- [Records for the exercise]:
================

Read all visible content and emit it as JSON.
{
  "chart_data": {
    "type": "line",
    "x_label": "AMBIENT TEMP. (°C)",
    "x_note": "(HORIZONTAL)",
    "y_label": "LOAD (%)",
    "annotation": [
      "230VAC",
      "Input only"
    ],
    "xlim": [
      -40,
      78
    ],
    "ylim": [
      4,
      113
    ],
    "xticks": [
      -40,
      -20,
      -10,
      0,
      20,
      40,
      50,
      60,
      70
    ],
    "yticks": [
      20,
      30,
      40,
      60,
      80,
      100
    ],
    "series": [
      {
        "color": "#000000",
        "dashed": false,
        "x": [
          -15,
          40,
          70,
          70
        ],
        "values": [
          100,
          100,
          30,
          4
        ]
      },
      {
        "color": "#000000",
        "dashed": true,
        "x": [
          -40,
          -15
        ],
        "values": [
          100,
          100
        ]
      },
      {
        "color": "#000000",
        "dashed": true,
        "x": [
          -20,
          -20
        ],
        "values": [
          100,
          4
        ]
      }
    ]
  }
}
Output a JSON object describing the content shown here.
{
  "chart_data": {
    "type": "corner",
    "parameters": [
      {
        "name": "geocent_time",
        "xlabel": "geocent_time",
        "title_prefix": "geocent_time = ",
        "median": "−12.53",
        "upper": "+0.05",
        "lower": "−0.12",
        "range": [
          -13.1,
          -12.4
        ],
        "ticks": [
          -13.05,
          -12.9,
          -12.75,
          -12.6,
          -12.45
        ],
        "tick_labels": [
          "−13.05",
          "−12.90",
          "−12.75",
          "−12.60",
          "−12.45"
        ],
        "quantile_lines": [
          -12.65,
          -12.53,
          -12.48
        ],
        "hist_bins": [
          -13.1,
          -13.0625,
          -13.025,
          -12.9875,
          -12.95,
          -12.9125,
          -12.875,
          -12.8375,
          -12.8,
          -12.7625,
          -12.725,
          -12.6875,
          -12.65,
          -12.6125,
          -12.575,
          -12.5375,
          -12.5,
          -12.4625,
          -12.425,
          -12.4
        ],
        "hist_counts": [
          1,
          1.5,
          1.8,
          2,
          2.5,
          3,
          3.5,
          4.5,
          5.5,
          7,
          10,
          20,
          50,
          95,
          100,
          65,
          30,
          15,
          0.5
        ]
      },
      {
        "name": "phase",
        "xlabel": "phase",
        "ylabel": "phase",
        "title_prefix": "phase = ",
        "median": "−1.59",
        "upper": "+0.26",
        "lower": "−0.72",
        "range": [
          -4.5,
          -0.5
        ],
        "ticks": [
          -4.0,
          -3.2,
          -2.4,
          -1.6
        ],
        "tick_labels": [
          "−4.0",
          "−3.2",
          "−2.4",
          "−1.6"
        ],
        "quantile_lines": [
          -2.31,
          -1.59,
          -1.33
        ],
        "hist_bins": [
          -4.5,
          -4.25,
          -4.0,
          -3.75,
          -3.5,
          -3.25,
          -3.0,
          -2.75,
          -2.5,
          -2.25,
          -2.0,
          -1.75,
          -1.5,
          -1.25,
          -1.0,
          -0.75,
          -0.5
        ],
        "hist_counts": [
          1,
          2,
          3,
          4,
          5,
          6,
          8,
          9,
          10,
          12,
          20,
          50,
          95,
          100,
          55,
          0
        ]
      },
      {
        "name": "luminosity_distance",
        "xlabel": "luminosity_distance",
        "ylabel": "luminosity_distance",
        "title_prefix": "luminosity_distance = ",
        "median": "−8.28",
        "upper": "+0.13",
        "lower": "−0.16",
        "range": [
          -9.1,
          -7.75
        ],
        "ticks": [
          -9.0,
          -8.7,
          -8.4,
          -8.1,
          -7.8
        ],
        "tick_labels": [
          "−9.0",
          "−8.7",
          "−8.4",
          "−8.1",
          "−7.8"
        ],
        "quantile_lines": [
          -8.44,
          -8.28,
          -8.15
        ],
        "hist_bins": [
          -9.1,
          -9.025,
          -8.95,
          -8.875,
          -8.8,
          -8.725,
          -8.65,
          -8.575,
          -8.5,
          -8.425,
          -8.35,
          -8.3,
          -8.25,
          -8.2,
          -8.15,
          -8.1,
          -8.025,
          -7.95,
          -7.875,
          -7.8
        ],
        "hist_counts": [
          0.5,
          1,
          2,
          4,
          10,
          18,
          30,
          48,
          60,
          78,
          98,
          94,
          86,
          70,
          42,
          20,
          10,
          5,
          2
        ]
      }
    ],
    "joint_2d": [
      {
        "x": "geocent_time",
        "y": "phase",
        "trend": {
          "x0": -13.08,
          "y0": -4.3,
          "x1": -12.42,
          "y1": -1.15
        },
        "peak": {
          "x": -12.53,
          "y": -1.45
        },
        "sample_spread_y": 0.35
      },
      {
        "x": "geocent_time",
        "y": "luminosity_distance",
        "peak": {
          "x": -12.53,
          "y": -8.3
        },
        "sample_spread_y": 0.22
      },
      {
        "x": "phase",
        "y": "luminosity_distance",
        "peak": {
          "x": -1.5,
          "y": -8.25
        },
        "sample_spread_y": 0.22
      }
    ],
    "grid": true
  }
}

================

- [Directions for this task]: Reproduce the material above, every line of it, exactly.

- [Written solution]:
Read all visible content and emit it as JSON.
{
  "chart_data": {
    "type": "line",
    "x_label": "AMBIENT TEMP. (°C)",
    "x_note": "(HORIZONTAL)",
    "y_label": "LOAD (%)",
    "annotation": [
      "230VAC",
      "Input only"
    ],
    "xlim": [
      -40,
      78
    ],
    "ylim": [
      4,
      113
    ],
    "xticks": [
      -40,
      -20,
      -10,
      0,
      20,
      40,
      50,
      60,
      70
    ],
    "yticks": [
      20,
      30,
      40,
      60,
      80,
      100
    ],
    "series": [
      {
        "color": "#000000",
        "dashed": false,
        "x": [
          -15,
          40,
          70,
          70
        ],
        "values": [
          100,
          100,
          30,
          4
        ]
      },
      {
        "color": "#000000",
        "dashed": true,
        "x": [
          -40,
          -15
        ],
        "values": [
          100,
          100
        ]
      },
      {
        "color": "#000000",
        "dashed": true,
        "x": [
          -20,
          -20
        ],
        "values": [
          100,
          4
        ]
      }
    ]
  }
}
Output a JSON object describing the content shown here.
{
  "chart_data": {
    "type": "corner",
    "parameters": [
      {
        "name": "geocent_time",
        "xlabel": "geocent_time",
        "title_prefix": "geocent_time = ",
        "median": "−12.53",
        "upper": "+0.05",
        "lower": "−0.12",
        "range": [
          -13.1,
          -12.4
        ],
        "ticks": [
          -13.05,
          -12.9,
          -12.75,
          -12.6,
          -12.45
        ],
        "tick_labels": [
          "−13.05",
          "−12.90",
          "−12.75",
          "−12.60",
          "−12.45"
        ],
        "quantile_lines": [
          -12.65,
          -12.53,
          -12.48
        ],
        "hist_bins": [
          -13.1,
          -13.0625,
          -13.025,
          -12.9875,
          -12.95,
          -12.9125,
          -12.875,
          -12.8375,
          -12.8,
          -12.7625,
          -12.725,
          -12.6875,
          -12.65,
          -12.6125,
          -12.575,
          -12.5375,
          -12.5,
          -12.4625,
          -12.425,
          -12.4
        ],
        "hist_counts": [
          1,
          1.5,
          1.8,
          2,
          2.5,
          3,
          3.5,
          4.5,
          5.5,
          7,
          10,
          20,
          50,
          95,
          100,
          65,
          30,
          15,
          0.5
        ]
      },
      {
        "name": "phase",
        "xlabel": "phase",
        "ylabel": "phase",
        "title_prefix": "phase = ",
        "median": "−1.59",
        "upper": "+0.26",
        "lower": "−0.72",
        "range": [
          -4.5,
          -0.5
        ],
        "ticks": [
          -4.0,
          -3.2,
          -2.4,
          -1.6
        ],
        "tick_labels": [
          "−4.0",
          "−3.2",
          "−2.4",
          "−1.6"
        ],
        "quantile_lines": [
          -2.31,
          -1.59,
          -1.33
        ],
        "hist_bins": [
          -4.5,
          -4.25,
          -4.0,
          -3.75,
          -3.5,
          -3.25,
          -3.0,
          -2.75,
          -2.5,
          -2.25,
          -2.0,
          -1.75,
          -1.5,
          -1.25,
          -1.0,
          -0.75,
          -0.5
        ],
        "hist_counts": [
          1,
          2,
          3,
          4,
          5,
          6,
          8,
          9,
          10,
          12,
          20,
          50,
          95,
          100,
          55,
          0
        ]
      },
      {
        "name": "luminosity_distance",
        "xlabel": "luminosity_distance",
        "ylabel": "luminosity_distance",
        "title_prefix": "luminosity_distance = ",
        "median": "−8.28",
        "upper": "+0.13",
        "lower": "−0.16",
        "range": [
          -9.1,
          -7.75
        ],
        "ticks": [
          -9.0,
          -8.7,
          -8.4,
          -8.1,
          -7.8
        ],
        "tick_labels": [
          "−9.0",
          "−8.7",
          "−8.4",
          "−8.1",
          "−7.8"
        ],
        "quantile_lines": [
          -8.44,
          -8.28,
          -8.15
        ],
        "hist_bins": [
          -9.1,
          -9.025,
          -8.95,
          -8.875,
          -8.8,
          -8.725,
          -8.65,
          -8.575,
          -8.5,
          -8.425,
          -8.35,
          -8.3,
          -8.25,
          -8.2,
          -8.15,
          -8.1,
          -8.025,
          -7.95,
          -7.875,
          -7.8
        ],
        "hist_counts": [
          0.5,
          1,
          2,
          4,
          10,
          18,
          30,
          48,
          60,
          78,
          98,
          94,
          86,
          70,
          42,
          20,
          10,
          5,
          2
        ]
      }
    ],
    "joint_2d": [
      {
        "x": "geocent_time",
        "y": "phase",
        "trend": {
          "x0": -13.08,
          "y0": -4.3,
          "x1": -12.42,
          "y1": -1.15
        },
        "peak": {
          "x": -12.53,
          "y": -1.45
        },
        "sample_spread_y": 0.35
      },
      {
        "x": "geocent_time",
        "y": "luminosity_distance",
        "peak": {
          "x": -12.53,
          "y": -8.3
        },
        "sample_spread_y": 0.22
      },
      {
        "x": "phase",
        "y": "luminosity_distance",
        "peak": {
          "x": -1.5,
          "y": -8.25
        },
        "sample_spread_y": 0.22
      }
    ],
    "grid": true
  }
}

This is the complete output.